> **PAGE EXTRACT**:
= = = = = = =
Estimated reading time: 6 minutes
Capacity Management (part of Service Management) is an old technology discipline. Reams have been written about the topic, spanning the basic through to the complex. To some degree, there are elements of voodoo involved when calculating capacity management!
This brief article will distil some of our experience and that of industry leaders like Google. The key intent is to demystify capacity management and help you implement a working model.
What is Capacity Management?
Thankfully, this part is not hard to describe.
Capacity management ensures you have the appropriate resources for your service to be scalable, efficient, and reliable. Without Capacity Management, you risk running out of resources for your critical services and systems. Never good if you are trying to keep your customers happy and your business operational.
What are the Capacity Management Principles?
There are three core principles of capacity management:
- Services must use their resources efficiently. Sprawling services that require a lot of resources are expensive to deploy and maintain. This is mainly a problem in the Public Cloud world, where resources cost money. In essence, you do not want to over-subscribe your resources, but you do want to be able to scale.
- Services must run reliably. Limiting resources to improve service cost efficiency can put the service at risk of outages during peak or unexpected periods. There is a tradeoff between cost efficiency and reliability.
= = = = = = =
> **DATA EXCERPTS**:
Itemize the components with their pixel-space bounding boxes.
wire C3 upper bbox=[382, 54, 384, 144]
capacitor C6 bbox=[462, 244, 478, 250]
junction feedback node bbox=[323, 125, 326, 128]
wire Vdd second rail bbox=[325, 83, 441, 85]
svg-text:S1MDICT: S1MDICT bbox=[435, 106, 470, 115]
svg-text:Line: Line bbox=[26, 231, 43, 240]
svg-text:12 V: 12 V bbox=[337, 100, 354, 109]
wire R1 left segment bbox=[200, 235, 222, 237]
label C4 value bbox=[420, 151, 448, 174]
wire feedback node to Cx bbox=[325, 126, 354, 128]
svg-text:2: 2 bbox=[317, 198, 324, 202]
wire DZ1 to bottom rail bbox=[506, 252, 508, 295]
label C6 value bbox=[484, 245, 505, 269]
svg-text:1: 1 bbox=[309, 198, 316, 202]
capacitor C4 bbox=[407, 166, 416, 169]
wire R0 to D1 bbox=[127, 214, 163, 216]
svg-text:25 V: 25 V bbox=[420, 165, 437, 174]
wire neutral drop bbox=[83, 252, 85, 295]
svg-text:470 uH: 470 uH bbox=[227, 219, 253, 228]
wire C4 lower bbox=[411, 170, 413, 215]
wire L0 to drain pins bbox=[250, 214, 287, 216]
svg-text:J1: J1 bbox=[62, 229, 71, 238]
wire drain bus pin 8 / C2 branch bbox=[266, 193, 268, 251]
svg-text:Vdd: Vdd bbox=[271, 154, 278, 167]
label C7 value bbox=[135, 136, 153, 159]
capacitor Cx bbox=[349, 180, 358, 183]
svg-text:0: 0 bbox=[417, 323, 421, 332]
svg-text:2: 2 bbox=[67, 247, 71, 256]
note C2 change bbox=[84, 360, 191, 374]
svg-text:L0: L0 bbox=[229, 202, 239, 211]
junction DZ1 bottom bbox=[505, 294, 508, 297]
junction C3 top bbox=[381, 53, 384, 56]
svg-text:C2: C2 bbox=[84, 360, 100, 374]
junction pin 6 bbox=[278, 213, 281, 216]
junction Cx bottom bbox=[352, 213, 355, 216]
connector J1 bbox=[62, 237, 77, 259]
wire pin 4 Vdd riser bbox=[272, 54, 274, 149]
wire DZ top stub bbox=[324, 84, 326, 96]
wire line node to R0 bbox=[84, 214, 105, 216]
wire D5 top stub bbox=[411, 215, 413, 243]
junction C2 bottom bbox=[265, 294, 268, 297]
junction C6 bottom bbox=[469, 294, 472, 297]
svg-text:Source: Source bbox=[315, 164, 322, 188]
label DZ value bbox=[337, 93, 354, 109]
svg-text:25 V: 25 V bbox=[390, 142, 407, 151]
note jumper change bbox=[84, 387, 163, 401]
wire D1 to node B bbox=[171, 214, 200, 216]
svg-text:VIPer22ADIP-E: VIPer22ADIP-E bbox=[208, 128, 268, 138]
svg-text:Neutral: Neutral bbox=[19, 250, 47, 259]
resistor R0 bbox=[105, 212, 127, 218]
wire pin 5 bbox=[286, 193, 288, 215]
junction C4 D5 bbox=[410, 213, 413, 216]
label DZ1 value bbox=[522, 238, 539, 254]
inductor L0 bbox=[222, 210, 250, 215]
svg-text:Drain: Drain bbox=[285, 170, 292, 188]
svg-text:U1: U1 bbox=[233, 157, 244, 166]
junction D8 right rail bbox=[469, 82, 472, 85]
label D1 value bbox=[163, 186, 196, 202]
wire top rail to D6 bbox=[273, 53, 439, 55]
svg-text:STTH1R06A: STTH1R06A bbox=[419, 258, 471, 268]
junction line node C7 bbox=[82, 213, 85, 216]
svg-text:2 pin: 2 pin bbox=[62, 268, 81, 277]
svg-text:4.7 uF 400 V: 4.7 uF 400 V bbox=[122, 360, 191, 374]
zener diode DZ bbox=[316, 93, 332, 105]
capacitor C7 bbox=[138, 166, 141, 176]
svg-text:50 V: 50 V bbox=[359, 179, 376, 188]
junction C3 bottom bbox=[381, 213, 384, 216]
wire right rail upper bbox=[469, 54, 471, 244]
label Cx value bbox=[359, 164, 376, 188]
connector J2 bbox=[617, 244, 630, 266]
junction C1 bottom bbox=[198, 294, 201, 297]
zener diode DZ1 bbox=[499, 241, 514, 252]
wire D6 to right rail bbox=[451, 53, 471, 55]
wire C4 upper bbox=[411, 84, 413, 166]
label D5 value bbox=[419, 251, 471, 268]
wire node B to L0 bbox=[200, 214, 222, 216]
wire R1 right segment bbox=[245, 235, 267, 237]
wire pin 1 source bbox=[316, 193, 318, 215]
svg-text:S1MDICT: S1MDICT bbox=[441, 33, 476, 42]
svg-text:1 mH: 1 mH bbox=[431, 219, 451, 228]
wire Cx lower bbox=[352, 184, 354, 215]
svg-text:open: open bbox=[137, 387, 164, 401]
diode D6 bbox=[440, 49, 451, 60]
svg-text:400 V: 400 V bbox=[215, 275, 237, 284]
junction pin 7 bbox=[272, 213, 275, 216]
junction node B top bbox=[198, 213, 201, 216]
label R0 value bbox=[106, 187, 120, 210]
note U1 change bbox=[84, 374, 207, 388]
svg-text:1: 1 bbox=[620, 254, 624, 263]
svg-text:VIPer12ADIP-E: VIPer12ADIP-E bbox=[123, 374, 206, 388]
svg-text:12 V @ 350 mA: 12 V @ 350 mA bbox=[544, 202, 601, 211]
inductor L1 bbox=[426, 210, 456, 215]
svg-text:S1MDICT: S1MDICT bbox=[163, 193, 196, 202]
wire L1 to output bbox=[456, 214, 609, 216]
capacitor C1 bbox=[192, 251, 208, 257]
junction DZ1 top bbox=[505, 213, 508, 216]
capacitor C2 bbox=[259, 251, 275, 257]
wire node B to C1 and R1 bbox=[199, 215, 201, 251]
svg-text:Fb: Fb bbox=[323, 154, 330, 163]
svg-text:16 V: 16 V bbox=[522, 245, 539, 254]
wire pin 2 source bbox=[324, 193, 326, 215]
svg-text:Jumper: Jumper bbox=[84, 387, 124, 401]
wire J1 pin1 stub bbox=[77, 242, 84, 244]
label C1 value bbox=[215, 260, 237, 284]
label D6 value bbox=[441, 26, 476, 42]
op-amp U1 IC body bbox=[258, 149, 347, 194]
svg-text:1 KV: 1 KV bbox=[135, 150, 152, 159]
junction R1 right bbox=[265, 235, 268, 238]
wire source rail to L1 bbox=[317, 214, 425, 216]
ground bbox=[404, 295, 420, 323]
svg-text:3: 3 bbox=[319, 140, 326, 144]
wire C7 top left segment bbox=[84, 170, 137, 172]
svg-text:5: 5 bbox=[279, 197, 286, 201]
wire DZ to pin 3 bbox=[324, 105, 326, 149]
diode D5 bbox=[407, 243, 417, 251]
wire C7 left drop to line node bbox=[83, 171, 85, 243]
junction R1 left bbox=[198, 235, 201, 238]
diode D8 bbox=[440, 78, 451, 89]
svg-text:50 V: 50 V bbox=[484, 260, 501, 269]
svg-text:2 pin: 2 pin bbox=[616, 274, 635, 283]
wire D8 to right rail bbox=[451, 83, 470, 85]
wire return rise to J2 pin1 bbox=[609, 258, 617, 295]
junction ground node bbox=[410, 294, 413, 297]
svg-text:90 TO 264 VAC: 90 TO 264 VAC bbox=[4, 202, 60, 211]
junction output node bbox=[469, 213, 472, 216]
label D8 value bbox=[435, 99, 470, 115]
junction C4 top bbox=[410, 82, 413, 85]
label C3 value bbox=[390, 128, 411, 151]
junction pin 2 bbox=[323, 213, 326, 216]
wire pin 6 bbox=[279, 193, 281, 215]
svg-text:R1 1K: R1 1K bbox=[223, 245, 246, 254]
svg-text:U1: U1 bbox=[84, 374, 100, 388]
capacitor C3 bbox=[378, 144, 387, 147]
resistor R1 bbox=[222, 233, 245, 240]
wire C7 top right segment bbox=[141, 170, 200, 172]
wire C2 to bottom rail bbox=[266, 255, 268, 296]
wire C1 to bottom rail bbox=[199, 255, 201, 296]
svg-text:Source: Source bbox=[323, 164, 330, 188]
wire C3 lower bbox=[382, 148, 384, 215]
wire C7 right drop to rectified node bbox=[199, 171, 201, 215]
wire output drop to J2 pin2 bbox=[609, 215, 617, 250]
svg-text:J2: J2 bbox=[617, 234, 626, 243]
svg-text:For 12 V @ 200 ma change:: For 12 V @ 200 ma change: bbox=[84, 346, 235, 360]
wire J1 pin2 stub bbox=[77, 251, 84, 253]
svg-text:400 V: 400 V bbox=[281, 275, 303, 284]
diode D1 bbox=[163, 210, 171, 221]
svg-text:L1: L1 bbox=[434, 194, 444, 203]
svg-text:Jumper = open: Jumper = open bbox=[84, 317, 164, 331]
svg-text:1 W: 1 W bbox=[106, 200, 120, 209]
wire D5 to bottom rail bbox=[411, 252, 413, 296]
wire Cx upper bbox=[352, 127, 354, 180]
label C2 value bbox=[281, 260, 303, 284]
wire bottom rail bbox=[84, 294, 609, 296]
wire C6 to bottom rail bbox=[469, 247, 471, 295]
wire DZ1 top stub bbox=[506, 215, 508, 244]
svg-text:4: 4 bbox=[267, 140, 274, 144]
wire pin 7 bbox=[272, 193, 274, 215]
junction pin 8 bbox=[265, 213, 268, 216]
= = = = = = =
> **GIVEN EXERCISE A**:
Do the following statements agree with the capacity management article? For each, answer yes or no and quote the words of the article that decide it. (i) The article calls sprawling services mainly a problem in the Public Cloud world. (ii) The article gives four core principles of capacity management. (iii) The article says limiting resources for cost efficiency poses no risk to the service.
> **GIVEN EXERCISE B**:
Pick up the capacity management article where it stops and continue it in the same voice.

> **FINAL ANSWER A**:
(i) Yes: "This is mainly a problem in the Public Cloud world, where resources cost money."
(ii) No: "There are three core principles of capacity management:"
(iii) No: "Limiting resources to improve service cost efficiency can put the service at risk of outages during peak or unexpected periods."

> **FINAL ANSWER B**:
- Service growth anticipation. Expanding resources can take a long time and comes with real-world limitations around deployment timing. For example, scaling may involve buying or deploying new infrastructure. It may also require increasing capacity for other software systems and infrastructure dependencies of the service.
Where are the complexities?
The services that you operate can be unpredictable beasts. Furthermore, demand for the service is not always linear. If you have ever worked in financial services, you will already understand the correlation between unexpected market volatility and its impact on technology.
Capacity Management complexities
- Service performance. Understanding how different components of the service performed under stress.
- Service failure modes. Considering known failure modes and how the service behaves when subjected to them.
- Demand. Determining the expected user count and traffic, where the users are located, and the usage patterns.
- Organic growth. Estimating how demand may grow over time.
- Inorganic growth. Keeping in mind the long-term resource impact of adding new features or of the service becoming more successful than expected.
- Scaling. Understanding how the service scales when increasing resource allocations.
- Market analysis. Estimating how market changes or constraints affect your ability to scale.
One key take-out of this article is that capacity management is not just about your service. In a world of shared resources (Storage, Compute and Networks), your system may have the capacity, but the shared infrastructure connecting to it may not.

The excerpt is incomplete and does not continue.